Extract every line between the one with "Extract the structured" and the end of the entries, both included, word for word and free of pictures.

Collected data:
────────────────

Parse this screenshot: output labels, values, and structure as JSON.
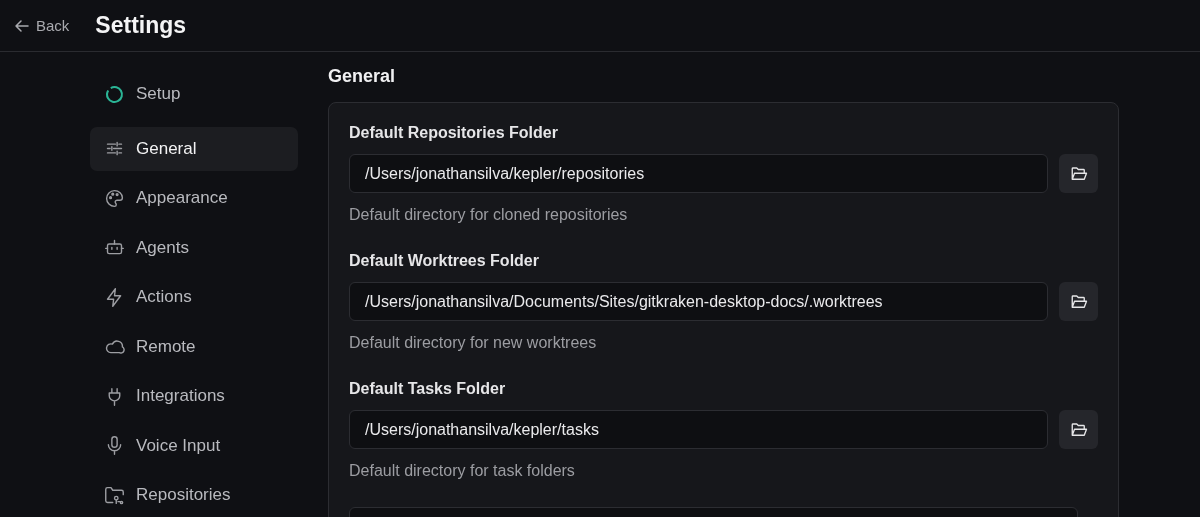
{
  "header": {
    "back": "Back",
    "title": "Settings"
  },
  "sidebar": {
    "items": [
      {
        "label": "Setup",
        "selected": false
      },
      {
        "label": "General",
        "selected": true
      },
      {
        "label": "Appearance",
        "selected": false
      },
      {
        "label": "Agents",
        "selected": false
      },
      {
        "label": "Actions",
        "selected": false
      },
      {
        "label": "Remote",
        "selected": false
      },
      {
        "label": "Integrations",
        "selected": false
      },
      {
        "label": "Voice Input",
        "selected": false
      },
      {
        "label": "Repositories",
        "selected": false
      }
    ]
  },
  "section": {
    "title": "General",
    "fields": [
      {
        "label": "Default Repositories Folder",
        "value": "/Users/jonathansilva/kepler/repositories",
        "help": "Default directory for cloned repositories"
      },
      {
        "label": "Default Worktrees Folder",
        "value": "/Users/jonathansilva/Documents/Sites/gitkraken-desktop-docs/.worktrees",
        "help": "Default directory for new worktrees"
      },
      {
        "label": "Default Tasks Folder",
        "value": "/Users/jonathansilva/kepler/tasks",
        "help": "Default directory for task folders"
      }
    ]
  }
}
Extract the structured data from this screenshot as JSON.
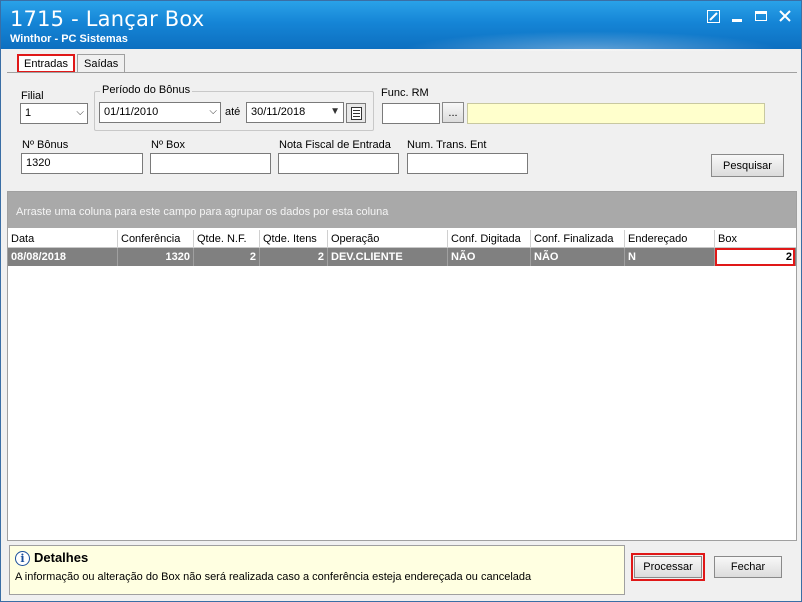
{
  "window": {
    "title": "1715 - Lançar Box",
    "subtitle": "Winthor - PC Sistemas"
  },
  "tabs": [
    {
      "label": "Entradas",
      "active": true
    },
    {
      "label": "Saídas",
      "active": false
    }
  ],
  "filters": {
    "filial_label": "Filial",
    "filial_value": "1",
    "periodo_label": "Período do Bônus",
    "date_from": "01/11/2010",
    "ate_label": "até",
    "date_to": "30/11/2018",
    "func_rm_label": "Func. RM",
    "func_rm_value": "",
    "func_rm_btn": "...",
    "func_rm_name": "",
    "nbonus_label": "Nº Bônus",
    "nbonus_value": "1320",
    "nbox_label": "Nº Box",
    "nbox_value": "",
    "nota_label": "Nota Fiscal de Entrada",
    "nota_value": "",
    "numtrans_label": "Num. Trans. Ent",
    "numtrans_value": "",
    "pesquisar_label": "Pesquisar"
  },
  "grid": {
    "group_hint": "Arraste uma coluna para este campo para agrupar os dados por esta coluna",
    "columns": [
      "Data",
      "Conferência",
      "Qtde. N.F.",
      "Qtde. Itens",
      "Operação",
      "Conf. Digitada",
      "Conf. Finalizada",
      "Endereçado",
      "Box"
    ],
    "rows": [
      [
        "08/08/2018",
        "1320",
        "2",
        "2",
        "DEV.CLIENTE",
        "NÃO",
        "NÃO",
        "N",
        "2"
      ]
    ]
  },
  "details": {
    "title": "Detalhes",
    "text": "A informação ou alteração do Box não será realizada caso a conferência esteja endereçada ou cancelada"
  },
  "buttons": {
    "processar": "Processar",
    "fechar": "Fechar"
  },
  "colors": {
    "titlebar": "#1585d6",
    "highlight": "#e01818",
    "row_selected": "#808080"
  }
}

────────────────

§ **Result for this task**:
Extract the structured data from this screenshot as JSON.
{
  "window": {
    "title": "1715 - Lançar Box",
    "subtitle": "Winthor - PC Sistemas"
  },
  "tabs": [
    {
      "label": "Entradas",
      "active": true
    },
    {
      "label": "Saídas",
      "active": false
    }
  ],
  "filters": {
    "filial_label": "Filial",
    "filial_value": "1",
    "periodo_label": "Período do Bônus",
    "date_from": "01/11/2010",
    "ate_label": "até",
    "date_to": "30/11/2018",
    "func_rm_label": "Func. RM",
    "func_rm_value": "",
    "func_rm_btn": "...",
    "func_rm_name": "",
    "nbonus_label": "Nº Bônus",
    "nbonus_value": "1320",
    "nbox_label": "Nº Box",
    "nbox_value": "",
    "nota_label": "Nota Fiscal de Entrada",
    "nota_value": "",
    "numtrans_label": "Num. Trans. Ent",
    "numtrans_value": "",
    "pesquisar_label": "Pesquisar"
  },
  "grid": {
    "group_hint": "Arraste uma coluna para este campo para agrupar os dados por esta coluna",
    "columns": [
      "Data",
      "Conferência",
      "Qtde. N.F.",
      "Qtde. Itens",
      "Operação",
      "Conf. Digitada",
      "Conf. Finalizada",
      "Endereçado",
      "Box"
    ],
    "rows": [
      [
        "08/08/2018",
        "1320",
        "2",
        "2",
        "DEV.CLIENTE",
        "NÃO",
        "NÃO",
        "N",
        "2"
      ]
    ]
  },
  "details": {
    "title": "Detalhes",
    "text": "A informação ou alteração do Box não será realizada caso a conferência esteja endereçada ou cancelada"
  },
  "buttons": {
    "processar": "Processar",
    "fechar": "Fechar"
  },
  "colors": {
    "titlebar": "#1585d6",
    "highlight": "#e01818",
    "row_selected": "#808080"
  }
}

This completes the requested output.